Problem description: Each entry below should be echoed exactly, with pictures omitted.

● ● ●

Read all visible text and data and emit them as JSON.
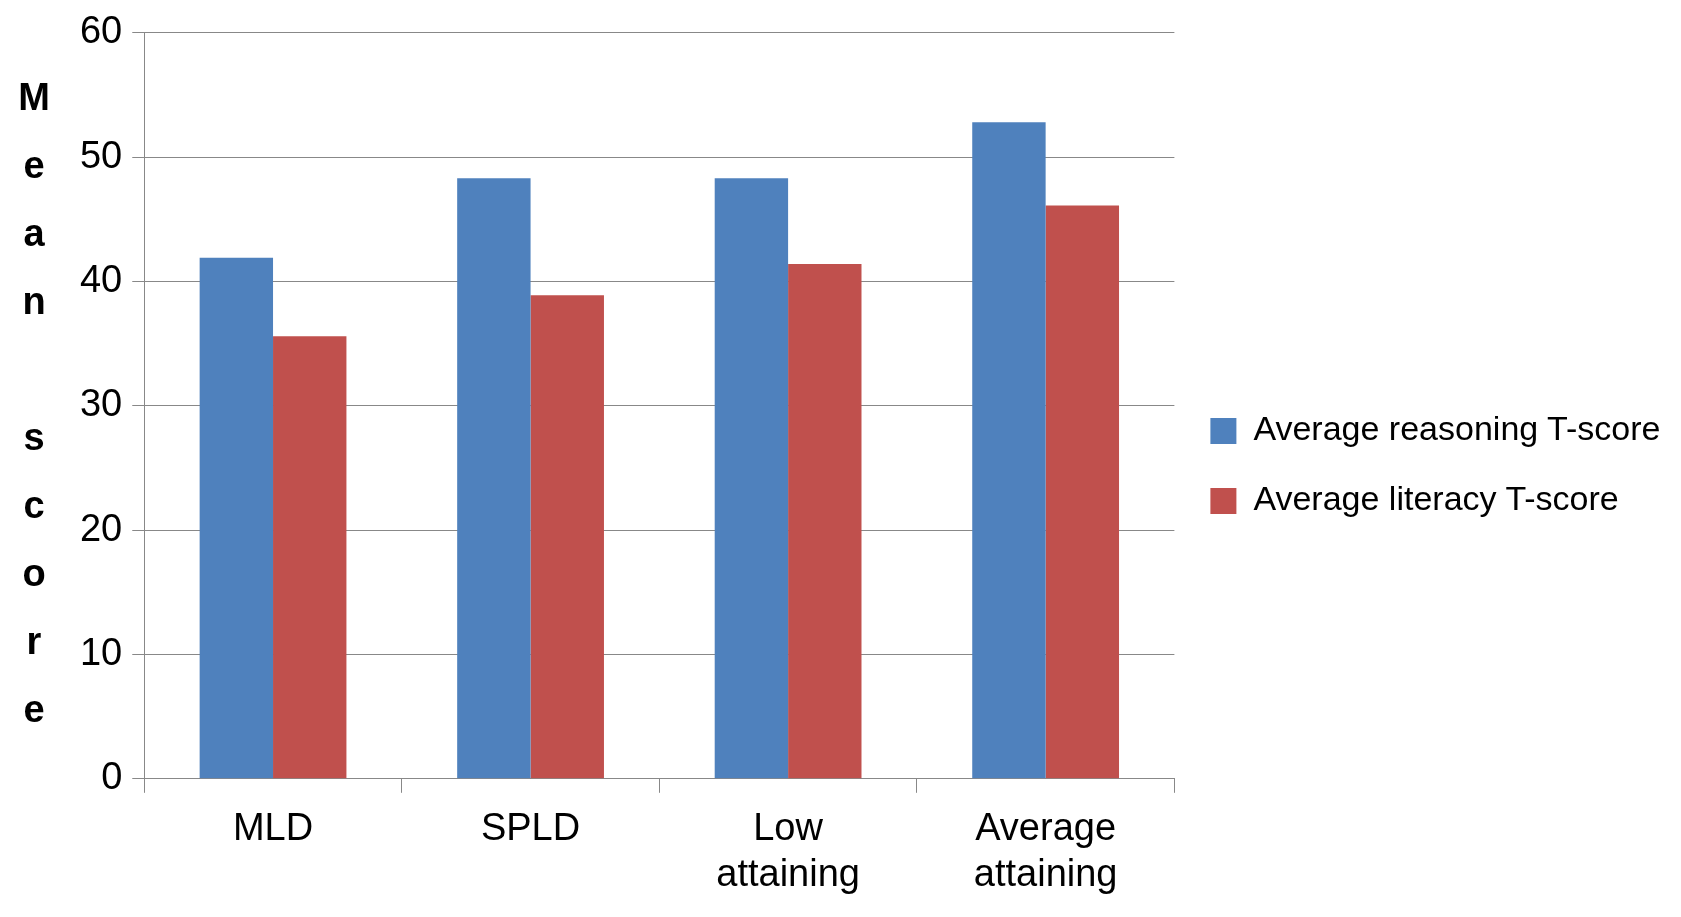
{
  "chart_data": {
    "type": "bar",
    "ylabel": "Mean score",
    "categories": [
      "MLD",
      "SPLD",
      "Low attaining",
      "Average attaining"
    ],
    "series": [
      {
        "name": "Average reasoning T-score",
        "color": "#4f81bd",
        "values": [
          41.9,
          48.3,
          48.3,
          52.8
        ]
      },
      {
        "name": "Average literacy T-score",
        "color": "#c0504d",
        "values": [
          35.6,
          38.9,
          41.4,
          46.1
        ]
      }
    ],
    "ylim": [
      0,
      60
    ],
    "yticks": [
      0,
      10,
      20,
      30,
      40,
      50,
      60
    ],
    "grid": "y",
    "legend": "right"
  }
}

● ● ●

Final result:
Read all visible text and data and emit them as JSON.
{
  "chart_data": {
    "type": "bar",
    "ylabel": "Mean score",
    "categories": [
      "MLD",
      "SPLD",
      "Low attaining",
      "Average attaining"
    ],
    "series": [
      {
        "name": "Average reasoning T-score",
        "color": "#4f81bd",
        "values": [
          41.9,
          48.3,
          48.3,
          52.8
        ]
      },
      {
        "name": "Average literacy T-score",
        "color": "#c0504d",
        "values": [
          35.6,
          38.9,
          41.4,
          46.1
        ]
      }
    ],
    "ylim": [
      0,
      60
    ],
    "yticks": [
      0,
      10,
      20,
      30,
      40,
      50,
      60
    ],
    "grid": "y",
    "legend": "right"
  }
}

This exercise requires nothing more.